Information ▸
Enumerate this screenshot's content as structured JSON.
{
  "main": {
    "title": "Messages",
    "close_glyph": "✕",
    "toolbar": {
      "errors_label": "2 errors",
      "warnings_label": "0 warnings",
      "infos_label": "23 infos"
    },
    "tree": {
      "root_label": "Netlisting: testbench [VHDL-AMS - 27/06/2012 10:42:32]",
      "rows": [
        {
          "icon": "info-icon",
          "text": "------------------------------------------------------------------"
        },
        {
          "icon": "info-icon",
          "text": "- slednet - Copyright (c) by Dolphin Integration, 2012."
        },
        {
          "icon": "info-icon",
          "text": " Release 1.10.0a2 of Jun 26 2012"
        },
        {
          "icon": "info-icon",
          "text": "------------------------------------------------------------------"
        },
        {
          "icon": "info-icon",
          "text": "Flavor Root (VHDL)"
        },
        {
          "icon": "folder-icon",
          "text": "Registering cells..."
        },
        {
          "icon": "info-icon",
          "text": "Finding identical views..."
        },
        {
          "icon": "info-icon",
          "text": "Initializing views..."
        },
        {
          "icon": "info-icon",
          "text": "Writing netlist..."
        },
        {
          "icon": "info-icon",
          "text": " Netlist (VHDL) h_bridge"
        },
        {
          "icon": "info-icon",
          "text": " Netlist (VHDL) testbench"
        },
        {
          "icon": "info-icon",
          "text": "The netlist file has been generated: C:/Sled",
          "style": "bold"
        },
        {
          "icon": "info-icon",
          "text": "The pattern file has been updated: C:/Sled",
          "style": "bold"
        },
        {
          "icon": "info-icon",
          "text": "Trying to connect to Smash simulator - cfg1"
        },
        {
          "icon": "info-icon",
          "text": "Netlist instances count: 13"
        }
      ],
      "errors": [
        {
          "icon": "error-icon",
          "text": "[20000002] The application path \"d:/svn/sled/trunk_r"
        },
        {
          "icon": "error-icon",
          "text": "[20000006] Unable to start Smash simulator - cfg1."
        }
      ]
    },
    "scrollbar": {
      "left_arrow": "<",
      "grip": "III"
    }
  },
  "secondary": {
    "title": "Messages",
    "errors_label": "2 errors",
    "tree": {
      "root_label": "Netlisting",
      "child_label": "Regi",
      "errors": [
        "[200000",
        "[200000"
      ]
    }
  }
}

Problem ▸ The data above, all of it, needs to be output exactly as written.

Task response ▸
Enumerate this screenshot's content as structured JSON.
{
  "main": {
    "title": "Messages",
    "close_glyph": "✕",
    "toolbar": {
      "errors_label": "2 errors",
      "warnings_label": "0 warnings",
      "infos_label": "23 infos"
    },
    "tree": {
      "root_label": "Netlisting: testbench [VHDL-AMS - 27/06/2012 10:42:32]",
      "rows": [
        {
          "icon": "info-icon",
          "text": "------------------------------------------------------------------"
        },
        {
          "icon": "info-icon",
          "text": "- slednet - Copyright (c) by Dolphin Integration, 2012."
        },
        {
          "icon": "info-icon",
          "text": " Release 1.10.0a2 of Jun 26 2012"
        },
        {
          "icon": "info-icon",
          "text": "------------------------------------------------------------------"
        },
        {
          "icon": "info-icon",
          "text": "Flavor Root (VHDL)"
        },
        {
          "icon": "folder-icon",
          "text": "Registering cells..."
        },
        {
          "icon": "info-icon",
          "text": "Finding identical views..."
        },
        {
          "icon": "info-icon",
          "text": "Initializing views..."
        },
        {
          "icon": "info-icon",
          "text": "Writing netlist..."
        },
        {
          "icon": "info-icon",
          "text": " Netlist (VHDL) h_bridge"
        },
        {
          "icon": "info-icon",
          "text": " Netlist (VHDL) testbench"
        },
        {
          "icon": "info-icon",
          "text": "The netlist file has been generated: C:/Sled",
          "style": "bold"
        },
        {
          "icon": "info-icon",
          "text": "The pattern file has been updated: C:/Sled",
          "style": "bold"
        },
        {
          "icon": "info-icon",
          "text": "Trying to connect to Smash simulator - cfg1"
        },
        {
          "icon": "info-icon",
          "text": "Netlist instances count: 13"
        }
      ],
      "errors": [
        {
          "icon": "error-icon",
          "text": "[20000002] The application path \"d:/svn/sled/trunk_r"
        },
        {
          "icon": "error-icon",
          "text": "[20000006] Unable to start Smash simulator - cfg1."
        }
      ]
    },
    "scrollbar": {
      "left_arrow": "<",
      "grip": "III"
    }
  },
  "secondary": {
    "title": "Messages",
    "errors_label": "2 errors",
    "tree": {
      "root_label": "Netlisting",
      "child_label": "Regi",
      "errors": [
        "[200000",
        "[200000"
      ]
    }
  }
}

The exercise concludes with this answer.